** LISTED ENTRIES **
•••••

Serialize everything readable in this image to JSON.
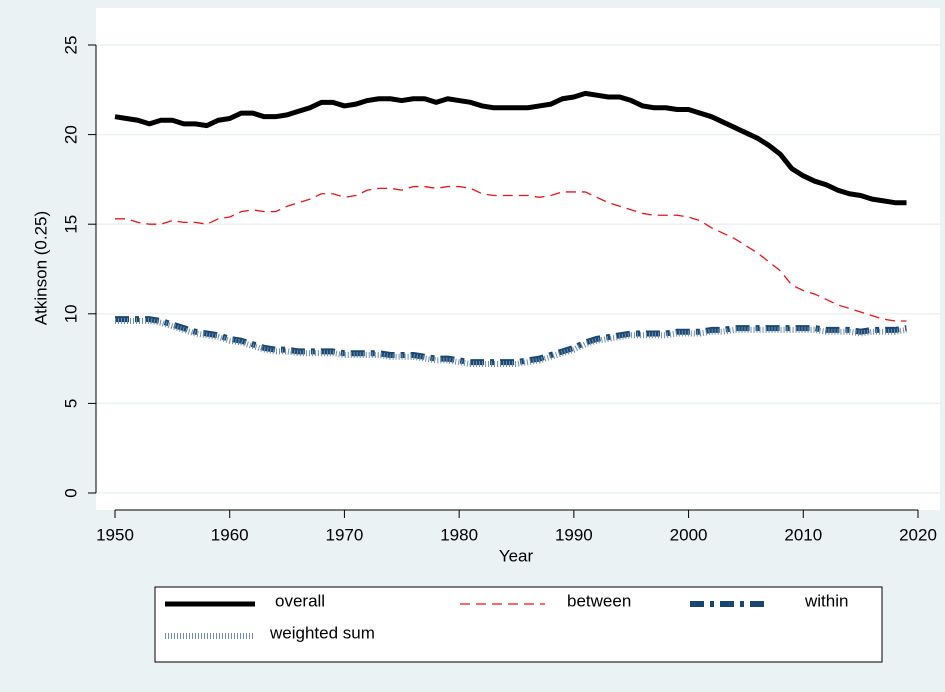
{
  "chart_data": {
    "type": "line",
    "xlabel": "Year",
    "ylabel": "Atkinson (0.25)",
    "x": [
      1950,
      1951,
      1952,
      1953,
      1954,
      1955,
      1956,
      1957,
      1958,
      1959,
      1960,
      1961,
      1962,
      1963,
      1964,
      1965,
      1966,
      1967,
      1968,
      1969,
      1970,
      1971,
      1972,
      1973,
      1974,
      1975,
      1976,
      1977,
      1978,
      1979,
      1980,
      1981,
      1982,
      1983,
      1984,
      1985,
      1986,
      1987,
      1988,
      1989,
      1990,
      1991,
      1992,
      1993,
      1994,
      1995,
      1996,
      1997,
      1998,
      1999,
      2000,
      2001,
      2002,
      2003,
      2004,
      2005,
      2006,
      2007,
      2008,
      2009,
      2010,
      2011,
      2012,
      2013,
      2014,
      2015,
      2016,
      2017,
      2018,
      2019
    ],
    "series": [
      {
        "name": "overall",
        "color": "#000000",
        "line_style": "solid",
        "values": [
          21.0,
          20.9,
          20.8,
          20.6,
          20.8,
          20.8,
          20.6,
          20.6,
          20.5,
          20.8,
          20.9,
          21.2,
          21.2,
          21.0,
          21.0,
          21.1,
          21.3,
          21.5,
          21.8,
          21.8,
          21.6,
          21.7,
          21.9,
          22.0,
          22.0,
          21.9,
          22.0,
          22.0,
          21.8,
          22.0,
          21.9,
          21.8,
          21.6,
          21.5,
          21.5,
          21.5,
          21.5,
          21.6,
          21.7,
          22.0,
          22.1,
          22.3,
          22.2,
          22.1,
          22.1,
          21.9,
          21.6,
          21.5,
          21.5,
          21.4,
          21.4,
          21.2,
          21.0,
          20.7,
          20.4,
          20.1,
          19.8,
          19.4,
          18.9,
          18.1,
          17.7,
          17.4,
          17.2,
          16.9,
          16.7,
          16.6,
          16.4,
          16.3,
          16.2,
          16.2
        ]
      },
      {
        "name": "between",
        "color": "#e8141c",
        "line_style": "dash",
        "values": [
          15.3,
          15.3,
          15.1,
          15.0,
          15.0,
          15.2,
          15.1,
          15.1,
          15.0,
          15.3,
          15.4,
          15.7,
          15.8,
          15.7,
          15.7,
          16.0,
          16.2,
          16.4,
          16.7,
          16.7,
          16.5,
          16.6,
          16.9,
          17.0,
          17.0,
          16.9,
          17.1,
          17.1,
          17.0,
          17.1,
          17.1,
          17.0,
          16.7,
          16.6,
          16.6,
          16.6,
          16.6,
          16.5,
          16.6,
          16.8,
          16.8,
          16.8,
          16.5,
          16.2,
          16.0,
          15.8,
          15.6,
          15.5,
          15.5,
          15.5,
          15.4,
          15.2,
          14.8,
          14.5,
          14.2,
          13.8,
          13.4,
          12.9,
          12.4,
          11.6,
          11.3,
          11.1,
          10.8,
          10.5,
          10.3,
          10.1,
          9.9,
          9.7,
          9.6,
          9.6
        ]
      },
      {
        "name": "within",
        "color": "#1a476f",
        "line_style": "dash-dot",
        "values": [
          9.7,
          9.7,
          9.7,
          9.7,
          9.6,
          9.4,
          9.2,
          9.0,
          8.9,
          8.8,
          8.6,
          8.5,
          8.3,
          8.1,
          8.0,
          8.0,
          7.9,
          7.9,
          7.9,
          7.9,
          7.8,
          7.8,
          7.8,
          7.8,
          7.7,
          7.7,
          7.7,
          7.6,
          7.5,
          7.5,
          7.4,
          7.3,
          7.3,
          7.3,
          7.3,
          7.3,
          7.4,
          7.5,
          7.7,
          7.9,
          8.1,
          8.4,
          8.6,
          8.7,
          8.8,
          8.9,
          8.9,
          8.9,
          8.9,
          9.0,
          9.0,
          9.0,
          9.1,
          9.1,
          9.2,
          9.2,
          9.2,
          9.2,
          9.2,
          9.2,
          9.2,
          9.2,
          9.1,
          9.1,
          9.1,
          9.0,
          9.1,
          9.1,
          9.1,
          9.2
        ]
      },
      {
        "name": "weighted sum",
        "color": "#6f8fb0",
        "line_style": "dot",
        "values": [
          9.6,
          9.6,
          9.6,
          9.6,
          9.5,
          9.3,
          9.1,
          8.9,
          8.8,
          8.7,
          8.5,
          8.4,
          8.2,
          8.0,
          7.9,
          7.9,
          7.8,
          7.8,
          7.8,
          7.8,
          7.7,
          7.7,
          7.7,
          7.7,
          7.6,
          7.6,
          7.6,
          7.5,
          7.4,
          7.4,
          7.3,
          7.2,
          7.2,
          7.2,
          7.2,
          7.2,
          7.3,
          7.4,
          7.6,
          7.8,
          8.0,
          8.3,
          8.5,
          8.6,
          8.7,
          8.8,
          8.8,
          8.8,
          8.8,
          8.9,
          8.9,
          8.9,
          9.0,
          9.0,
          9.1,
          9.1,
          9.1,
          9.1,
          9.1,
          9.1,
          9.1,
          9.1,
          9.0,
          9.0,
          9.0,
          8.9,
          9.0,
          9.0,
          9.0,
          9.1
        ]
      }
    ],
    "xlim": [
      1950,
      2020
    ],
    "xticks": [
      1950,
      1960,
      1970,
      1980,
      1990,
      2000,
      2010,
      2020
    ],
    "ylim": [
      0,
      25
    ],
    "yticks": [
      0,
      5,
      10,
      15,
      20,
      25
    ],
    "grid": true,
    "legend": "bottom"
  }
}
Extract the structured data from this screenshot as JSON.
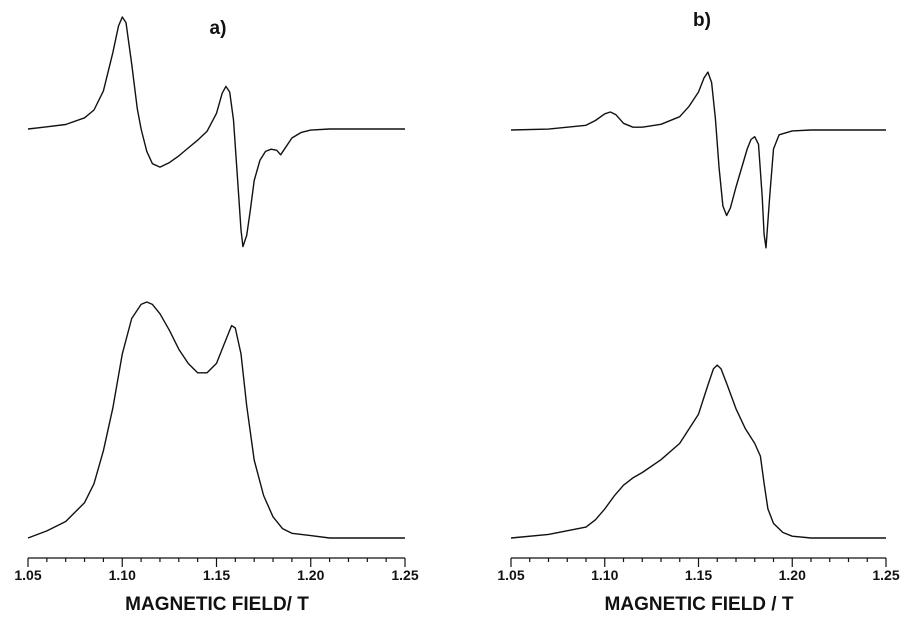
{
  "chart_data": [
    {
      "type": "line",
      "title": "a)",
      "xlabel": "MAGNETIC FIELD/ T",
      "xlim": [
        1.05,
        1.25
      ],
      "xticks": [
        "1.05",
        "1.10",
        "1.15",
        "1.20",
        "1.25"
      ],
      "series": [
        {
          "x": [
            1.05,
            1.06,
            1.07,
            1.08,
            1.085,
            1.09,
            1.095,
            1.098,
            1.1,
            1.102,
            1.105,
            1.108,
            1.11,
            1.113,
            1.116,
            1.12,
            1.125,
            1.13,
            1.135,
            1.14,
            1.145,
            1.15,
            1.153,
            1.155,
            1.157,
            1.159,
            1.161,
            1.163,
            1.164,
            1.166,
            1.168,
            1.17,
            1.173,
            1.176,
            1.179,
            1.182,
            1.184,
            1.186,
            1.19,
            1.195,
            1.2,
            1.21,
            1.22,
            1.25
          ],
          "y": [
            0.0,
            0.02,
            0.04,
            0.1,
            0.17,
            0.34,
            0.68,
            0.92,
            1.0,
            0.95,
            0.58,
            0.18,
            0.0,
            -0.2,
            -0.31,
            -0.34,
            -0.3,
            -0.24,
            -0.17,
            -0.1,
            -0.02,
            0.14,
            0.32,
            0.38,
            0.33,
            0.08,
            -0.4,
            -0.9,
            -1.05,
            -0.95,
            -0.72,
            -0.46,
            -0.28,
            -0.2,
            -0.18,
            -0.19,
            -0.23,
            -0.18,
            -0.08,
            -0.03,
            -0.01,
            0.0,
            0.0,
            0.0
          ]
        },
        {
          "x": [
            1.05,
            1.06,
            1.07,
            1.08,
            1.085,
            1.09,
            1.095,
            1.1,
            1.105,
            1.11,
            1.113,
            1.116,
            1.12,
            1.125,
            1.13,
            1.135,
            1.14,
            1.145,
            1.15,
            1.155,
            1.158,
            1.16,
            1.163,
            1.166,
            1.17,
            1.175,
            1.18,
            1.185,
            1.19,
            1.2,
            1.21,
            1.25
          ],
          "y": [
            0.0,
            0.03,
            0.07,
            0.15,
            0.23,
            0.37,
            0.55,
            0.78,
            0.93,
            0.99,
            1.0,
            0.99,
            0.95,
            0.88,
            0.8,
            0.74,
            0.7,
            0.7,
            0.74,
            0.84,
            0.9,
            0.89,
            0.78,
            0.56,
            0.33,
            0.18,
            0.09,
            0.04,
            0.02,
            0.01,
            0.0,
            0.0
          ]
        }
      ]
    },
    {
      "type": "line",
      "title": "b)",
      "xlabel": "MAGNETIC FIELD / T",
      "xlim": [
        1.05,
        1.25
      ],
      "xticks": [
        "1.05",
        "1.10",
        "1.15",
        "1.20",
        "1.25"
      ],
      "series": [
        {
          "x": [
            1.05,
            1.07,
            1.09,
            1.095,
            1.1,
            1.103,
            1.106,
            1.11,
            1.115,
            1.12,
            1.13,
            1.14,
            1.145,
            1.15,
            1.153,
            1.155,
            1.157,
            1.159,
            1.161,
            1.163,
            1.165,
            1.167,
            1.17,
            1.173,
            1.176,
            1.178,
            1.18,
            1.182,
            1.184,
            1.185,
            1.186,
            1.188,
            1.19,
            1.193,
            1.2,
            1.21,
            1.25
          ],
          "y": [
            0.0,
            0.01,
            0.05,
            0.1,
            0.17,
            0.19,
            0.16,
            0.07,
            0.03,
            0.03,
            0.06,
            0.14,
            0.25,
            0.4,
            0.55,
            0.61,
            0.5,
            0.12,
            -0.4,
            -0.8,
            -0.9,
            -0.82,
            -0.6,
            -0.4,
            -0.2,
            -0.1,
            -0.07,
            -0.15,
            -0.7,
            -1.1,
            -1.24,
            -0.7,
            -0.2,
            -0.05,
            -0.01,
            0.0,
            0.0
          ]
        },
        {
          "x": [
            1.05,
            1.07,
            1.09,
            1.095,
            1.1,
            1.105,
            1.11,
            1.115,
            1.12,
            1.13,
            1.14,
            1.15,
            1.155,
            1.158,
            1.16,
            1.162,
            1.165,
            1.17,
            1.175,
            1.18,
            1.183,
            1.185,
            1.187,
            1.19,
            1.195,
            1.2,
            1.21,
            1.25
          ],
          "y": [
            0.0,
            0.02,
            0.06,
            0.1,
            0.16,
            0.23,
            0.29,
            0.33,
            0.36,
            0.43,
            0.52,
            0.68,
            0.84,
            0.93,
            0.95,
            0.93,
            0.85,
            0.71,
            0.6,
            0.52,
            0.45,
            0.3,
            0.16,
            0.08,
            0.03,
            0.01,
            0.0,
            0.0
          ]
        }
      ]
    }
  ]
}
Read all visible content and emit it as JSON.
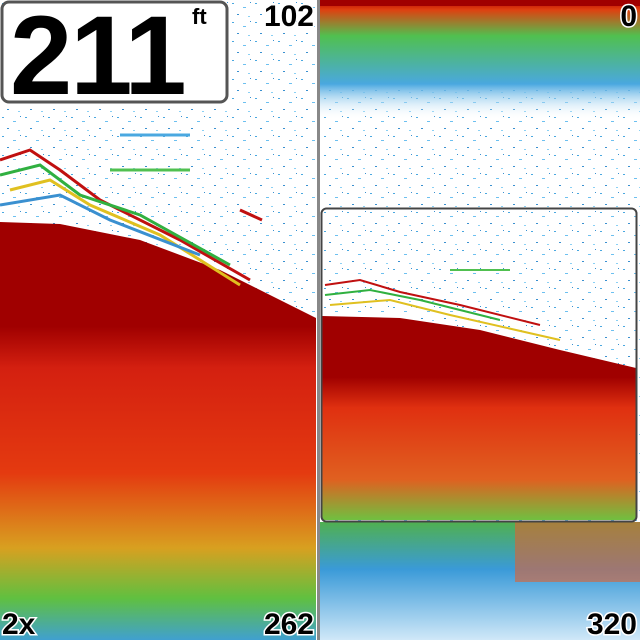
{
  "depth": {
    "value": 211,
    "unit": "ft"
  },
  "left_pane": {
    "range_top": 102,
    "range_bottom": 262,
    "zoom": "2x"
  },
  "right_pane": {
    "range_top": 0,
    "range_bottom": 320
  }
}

•••••

** TASK DETAILS **
Each line from the one bearing "Read all visible content and emit it as JSON." through the final line of the records is to be copied exactly, and no pictures are to be included.

** EXERCISE ANSWER **
Read all visible content and emit it as JSON.
{
  "depth": {
    "value": 211,
    "unit": "ft"
  },
  "left_pane": {
    "range_top": 102,
    "range_bottom": 262,
    "zoom": "2x"
  },
  "right_pane": {
    "range_top": 0,
    "range_bottom": 320
  }
}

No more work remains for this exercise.